_Exercise details_.
Return every one of the following rows exactly as it appears, omitting the pictures from your answer.

_Information shown_.
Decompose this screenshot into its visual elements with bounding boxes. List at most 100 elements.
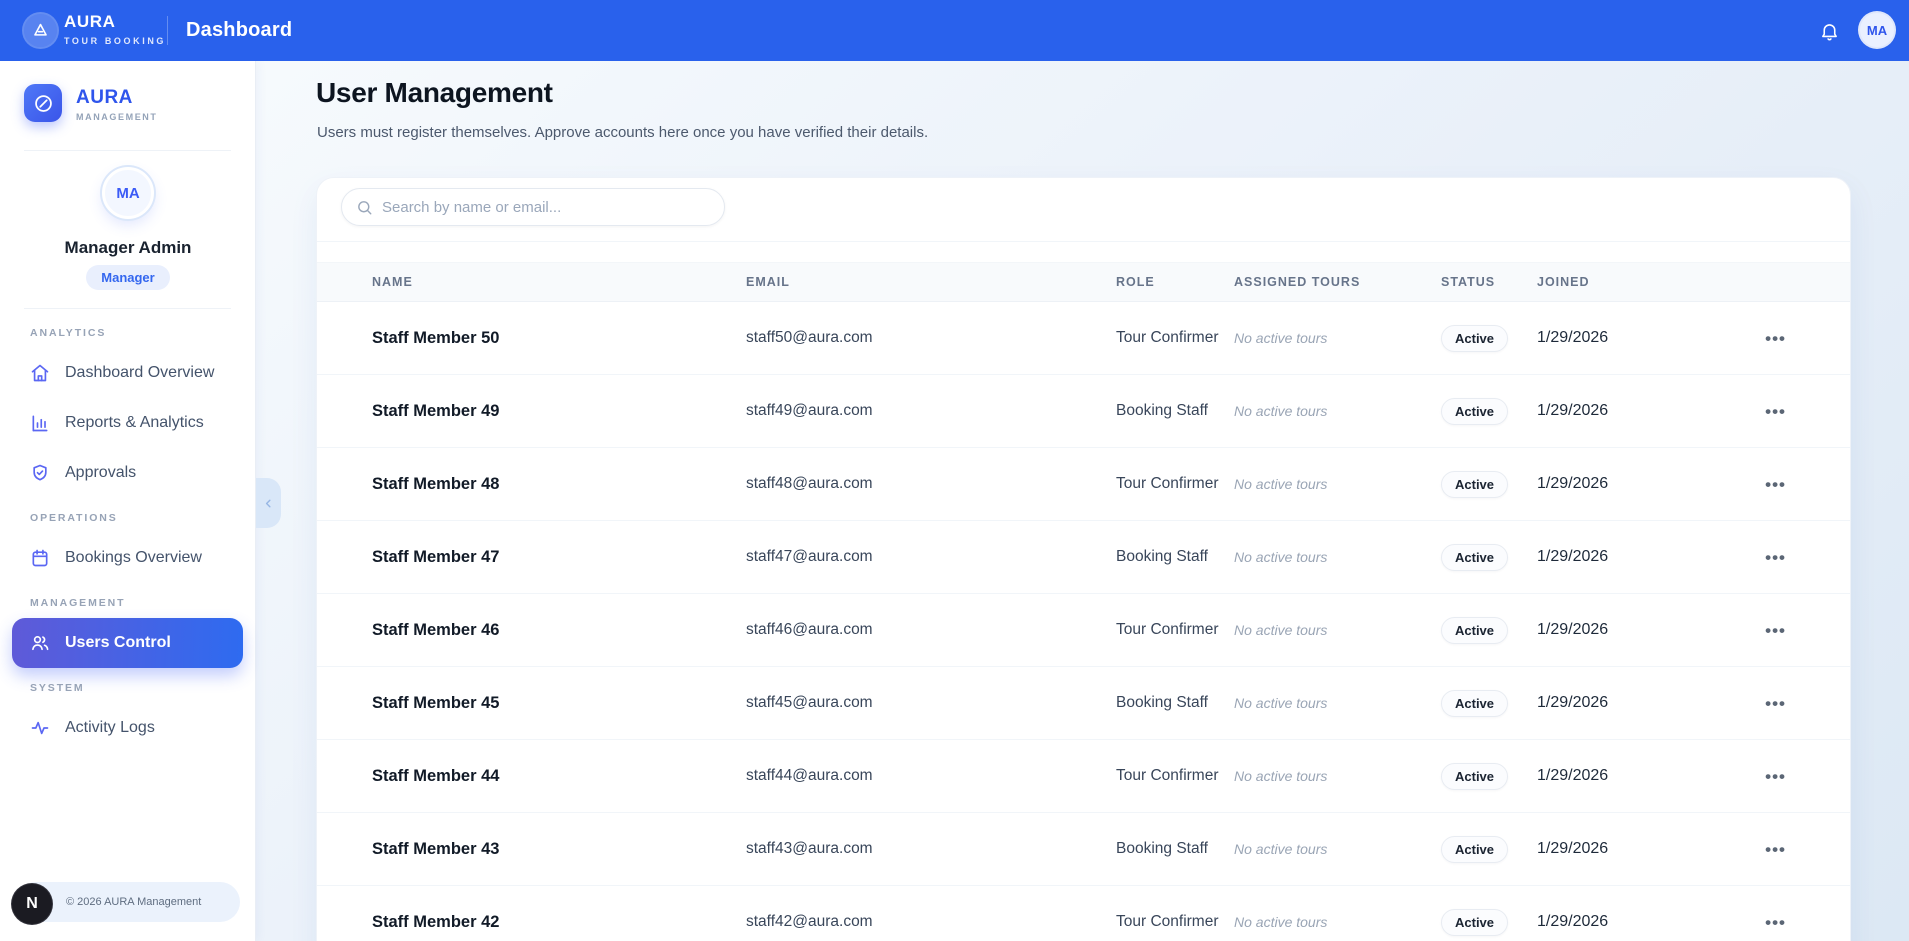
users-icon: [30, 633, 50, 653]
assigned-tours-text: No active tours: [1234, 403, 1441, 419]
table-row: Staff Member 45 staff45@aura.com Booking…: [317, 667, 1850, 740]
nav-section-system: SYSTEM: [0, 668, 255, 703]
row-actions-menu-button[interactable]: •••: [1761, 689, 1790, 718]
row-actions-menu-button[interactable]: •••: [1761, 324, 1790, 353]
status-cell: Active: [1441, 909, 1537, 936]
joined-date: 1/29/2026: [1537, 548, 1707, 566]
table-row: Staff Member 42 staff42@aura.com Tour Co…: [317, 886, 1850, 941]
column-header-assigned-tours: ASSIGNED TOURS: [1234, 275, 1441, 289]
table-row: Staff Member 44 staff44@aura.com Tour Co…: [317, 740, 1850, 813]
topbar-divider: [167, 16, 168, 45]
sidebar-brand-name: AURA: [76, 87, 158, 109]
assigned-tours-text: No active tours: [1234, 622, 1441, 638]
joined-date: 1/29/2026: [1537, 329, 1707, 347]
table-header-row: NAME EMAIL ROLE ASSIGNED TOURS STATUS JO…: [317, 262, 1850, 302]
sidebar-item-dashboard-overview[interactable]: Dashboard Overview: [12, 348, 243, 398]
row-actions-menu-button[interactable]: •••: [1761, 470, 1790, 499]
user-role: Tour Confirmer: [1116, 327, 1234, 349]
activity-icon: [30, 718, 50, 738]
shield-check-icon: [30, 463, 50, 483]
row-actions-menu-button[interactable]: •••: [1761, 543, 1790, 572]
status-cell: Active: [1441, 471, 1537, 498]
user-name: Staff Member 46: [372, 621, 746, 640]
status-badge: Active: [1441, 617, 1508, 644]
main-content: User Management Users must register them…: [256, 61, 1909, 941]
status-cell: Active: [1441, 763, 1537, 790]
profile-name: Manager Admin: [0, 238, 256, 258]
sidebar-item-approvals[interactable]: Approvals: [12, 448, 243, 498]
user-name: Staff Member 50: [372, 329, 746, 348]
user-email: staff50@aura.com: [746, 329, 1116, 347]
row-actions-menu-button[interactable]: •••: [1761, 908, 1790, 937]
search-box: [341, 188, 725, 226]
sidebar-item-label: Activity Logs: [65, 719, 155, 737]
sidebar-item-users-control[interactable]: Users Control: [12, 618, 243, 668]
row-actions-menu-button[interactable]: •••: [1761, 616, 1790, 645]
status-cell: Active: [1441, 836, 1537, 863]
status-cell: Active: [1441, 617, 1537, 644]
profile-role-badge: Manager: [86, 265, 169, 290]
status-cell: Active: [1441, 398, 1537, 425]
user-email: staff43@aura.com: [746, 840, 1116, 858]
assigned-tours-text: No active tours: [1234, 695, 1441, 711]
search-section: [317, 178, 1850, 242]
assigned-tours-text: No active tours: [1234, 914, 1441, 930]
status-cell: Active: [1441, 690, 1537, 717]
user-name: Staff Member 45: [372, 694, 746, 713]
chevron-left-icon: [262, 497, 275, 510]
status-cell: Active: [1441, 544, 1537, 571]
joined-date: 1/29/2026: [1537, 913, 1707, 931]
sidebar-divider: [24, 150, 231, 151]
row-actions-menu-button[interactable]: •••: [1761, 762, 1790, 791]
actions-cell: •••: [1707, 616, 1790, 645]
brand-name: AURA: [64, 12, 166, 32]
user-role: Booking Staff: [1116, 400, 1234, 422]
topbar-page-title: Dashboard: [186, 19, 292, 42]
sidebar-collapse-handle[interactable]: [256, 478, 281, 528]
user-email: staff49@aura.com: [746, 402, 1116, 420]
profile-avatar: MA: [102, 167, 154, 219]
status-badge: Active: [1441, 325, 1508, 352]
table-row: Staff Member 43 staff43@aura.com Booking…: [317, 813, 1850, 886]
user-email: staff42@aura.com: [746, 913, 1116, 931]
copyright-text: © 2026 AURA Management: [66, 896, 201, 908]
app-logo-icon: [24, 14, 57, 47]
sidebar-item-label: Bookings Overview: [65, 549, 202, 567]
table-row: Staff Member 50 staff50@aura.com Tour Co…: [317, 302, 1850, 375]
actions-cell: •••: [1707, 324, 1790, 353]
brand-tagline: TOUR BOOKING: [64, 36, 166, 46]
sidebar-item-label: Dashboard Overview: [65, 364, 214, 382]
joined-date: 1/29/2026: [1537, 621, 1707, 639]
status-badge: Active: [1441, 909, 1508, 936]
user-role: Tour Confirmer: [1116, 473, 1234, 495]
home-icon: [30, 363, 50, 383]
row-actions-menu-button[interactable]: •••: [1761, 397, 1790, 426]
user-email: staff45@aura.com: [746, 694, 1116, 712]
nextjs-dev-indicator[interactable]: N: [12, 884, 52, 924]
nav-section-analytics: ANALYTICS: [0, 313, 255, 348]
user-avatar[interactable]: MA: [1860, 13, 1894, 47]
user-name: Staff Member 42: [372, 913, 746, 932]
row-actions-menu-button[interactable]: •••: [1761, 835, 1790, 864]
notifications-bell-icon[interactable]: [1816, 18, 1842, 44]
column-header-status: STATUS: [1441, 275, 1537, 289]
actions-cell: •••: [1707, 689, 1790, 718]
column-header-name: NAME: [372, 275, 746, 289]
joined-date: 1/29/2026: [1537, 402, 1707, 420]
actions-cell: •••: [1707, 835, 1790, 864]
joined-date: 1/29/2026: [1537, 475, 1707, 493]
bar-chart-icon: [30, 413, 50, 433]
search-input[interactable]: [382, 199, 710, 216]
sidebar-item-bookings-overview[interactable]: Bookings Overview: [12, 533, 243, 583]
sidebar-item-reports-analytics[interactable]: Reports & Analytics: [12, 398, 243, 448]
sidebar-item-activity-logs[interactable]: Activity Logs: [12, 703, 243, 753]
column-header-role: ROLE: [1116, 275, 1234, 289]
user-name: Staff Member 47: [372, 548, 746, 567]
column-header-joined: JOINED: [1537, 275, 1707, 289]
user-name: Staff Member 48: [372, 475, 746, 494]
sidebar-brand-lockup: AURA MANAGEMENT: [76, 87, 158, 122]
management-logo-icon: [24, 84, 62, 122]
sidebar-nav: ANALYTICS Dashboard Overview Reports & A…: [0, 313, 255, 753]
column-header-email: EMAIL: [746, 275, 1116, 289]
top-app-bar: AURA TOUR BOOKING Dashboard MA: [0, 0, 1909, 61]
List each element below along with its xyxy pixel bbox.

_Solution for this task_.
Decompose this screenshot into its visual elements with bounding boxes. List at most 100 elements.
users-icon: [30, 633, 50, 653]
assigned-tours-text: No active tours: [1234, 403, 1441, 419]
table-row: Staff Member 45 staff45@aura.com Booking…: [317, 667, 1850, 740]
nav-section-system: SYSTEM: [0, 668, 255, 703]
row-actions-menu-button[interactable]: •••: [1761, 689, 1790, 718]
row-actions-menu-button[interactable]: •••: [1761, 324, 1790, 353]
status-cell: Active: [1441, 909, 1537, 936]
joined-date: 1/29/2026: [1537, 548, 1707, 566]
table-row: Staff Member 42 staff42@aura.com Tour Co…: [317, 886, 1850, 941]
column-header-assigned-tours: ASSIGNED TOURS: [1234, 275, 1441, 289]
table-row: Staff Member 44 staff44@aura.com Tour Co…: [317, 740, 1850, 813]
topbar-divider: [167, 16, 168, 45]
sidebar-brand-name: AURA: [76, 87, 158, 109]
assigned-tours-text: No active tours: [1234, 622, 1441, 638]
joined-date: 1/29/2026: [1537, 329, 1707, 347]
table-header-row: NAME EMAIL ROLE ASSIGNED TOURS STATUS JO…: [317, 262, 1850, 302]
sidebar-item-dashboard-overview[interactable]: Dashboard Overview: [12, 348, 243, 398]
row-actions-menu-button[interactable]: •••: [1761, 470, 1790, 499]
user-role: Tour Confirmer: [1116, 327, 1234, 349]
activity-icon: [30, 718, 50, 738]
shield-check-icon: [30, 463, 50, 483]
row-actions-menu-button[interactable]: •••: [1761, 543, 1790, 572]
status-cell: Active: [1441, 471, 1537, 498]
user-name: Staff Member 46: [372, 621, 746, 640]
status-badge: Active: [1441, 617, 1508, 644]
main-content: User Management Users must register them…: [256, 61, 1909, 941]
status-cell: Active: [1441, 763, 1537, 790]
profile-name: Manager Admin: [0, 238, 256, 258]
sidebar-item-approvals[interactable]: Approvals: [12, 448, 243, 498]
user-name: Staff Member 50: [372, 329, 746, 348]
user-email: staff50@aura.com: [746, 329, 1116, 347]
row-actions-menu-button[interactable]: •••: [1761, 908, 1790, 937]
search-box: [341, 188, 725, 226]
sidebar-item-label: Activity Logs: [65, 719, 155, 737]
sidebar-item-users-control[interactable]: Users Control: [12, 618, 243, 668]
row-actions-menu-button[interactable]: •••: [1761, 616, 1790, 645]
status-cell: Active: [1441, 836, 1537, 863]
status-cell: Active: [1441, 617, 1537, 644]
profile-role-badge: Manager: [86, 265, 169, 290]
status-cell: Active: [1441, 398, 1537, 425]
user-email: staff43@aura.com: [746, 840, 1116, 858]
assigned-tours-text: No active tours: [1234, 695, 1441, 711]
search-section: [317, 178, 1850, 242]
assigned-tours-text: No active tours: [1234, 914, 1441, 930]
status-cell: Active: [1441, 690, 1537, 717]
user-name: Staff Member 45: [372, 694, 746, 713]
chevron-left-icon: [262, 497, 275, 510]
status-cell: Active: [1441, 544, 1537, 571]
joined-date: 1/29/2026: [1537, 913, 1707, 931]
sidebar-divider: [24, 150, 231, 151]
row-actions-menu-button[interactable]: •••: [1761, 762, 1790, 791]
actions-cell: •••: [1707, 616, 1790, 645]
brand-name: AURA: [64, 12, 166, 32]
user-role: Booking Staff: [1116, 400, 1234, 422]
topbar-page-title: Dashboard: [186, 19, 292, 42]
sidebar-collapse-handle[interactable]: [256, 478, 281, 528]
user-email: staff49@aura.com: [746, 402, 1116, 420]
profile-avatar: MA: [102, 167, 154, 219]
status-badge: Active: [1441, 325, 1508, 352]
table-row: Staff Member 43 staff43@aura.com Booking…: [317, 813, 1850, 886]
user-email: staff42@aura.com: [746, 913, 1116, 931]
copyright-text: © 2026 AURA Management: [66, 896, 201, 908]
app-logo-icon: [24, 14, 57, 47]
sidebar-item-label: Bookings Overview: [65, 549, 202, 567]
table-row: Staff Member 50 staff50@aura.com Tour Co…: [317, 302, 1850, 375]
actions-cell: •••: [1707, 324, 1790, 353]
brand-tagline: TOUR BOOKING: [64, 36, 166, 46]
sidebar-item-label: Dashboard Overview: [65, 364, 214, 382]
joined-date: 1/29/2026: [1537, 621, 1707, 639]
status-badge: Active: [1441, 909, 1508, 936]
user-role: Tour Confirmer: [1116, 473, 1234, 495]
home-icon: [30, 363, 50, 383]
row-actions-menu-button[interactable]: •••: [1761, 397, 1790, 426]
user-email: staff45@aura.com: [746, 694, 1116, 712]
nextjs-dev-indicator[interactable]: N: [12, 884, 52, 924]
nav-section-analytics: ANALYTICS: [0, 313, 255, 348]
user-avatar[interactable]: MA: [1860, 13, 1894, 47]
user-name: Staff Member 42: [372, 913, 746, 932]
row-actions-menu-button[interactable]: •••: [1761, 835, 1790, 864]
notifications-bell-icon[interactable]: [1816, 18, 1842, 44]
column-header-status: STATUS: [1441, 275, 1537, 289]
actions-cell: •••: [1707, 689, 1790, 718]
column-header-name: NAME: [372, 275, 746, 289]
joined-date: 1/29/2026: [1537, 402, 1707, 420]
actions-cell: •••: [1707, 835, 1790, 864]
joined-date: 1/29/2026: [1537, 475, 1707, 493]
bar-chart-icon: [30, 413, 50, 433]
search-input[interactable]: [382, 199, 710, 216]
sidebar-item-bookings-overview[interactable]: Bookings Overview: [12, 533, 243, 583]
sidebar-item-reports-analytics[interactable]: Reports & Analytics: [12, 398, 243, 448]
sidebar-item-activity-logs[interactable]: Activity Logs: [12, 703, 243, 753]
column-header-role: ROLE: [1116, 275, 1234, 289]
user-name: Staff Member 47: [372, 548, 746, 567]
column-header-joined: JOINED: [1537, 275, 1707, 289]
user-name: Staff Member 48: [372, 475, 746, 494]
sidebar-brand-lockup: AURA MANAGEMENT: [76, 87, 158, 122]
management-logo-icon: [24, 84, 62, 122]
sidebar-nav: ANALYTICS Dashboard Overview Reports & A…: [0, 313, 255, 753]
column-header-email: EMAIL: [746, 275, 1116, 289]
top-app-bar: AURA TOUR BOOKING Dashboard MA: [0, 0, 1909, 61]
List each element below along with its xyxy pixel bbox.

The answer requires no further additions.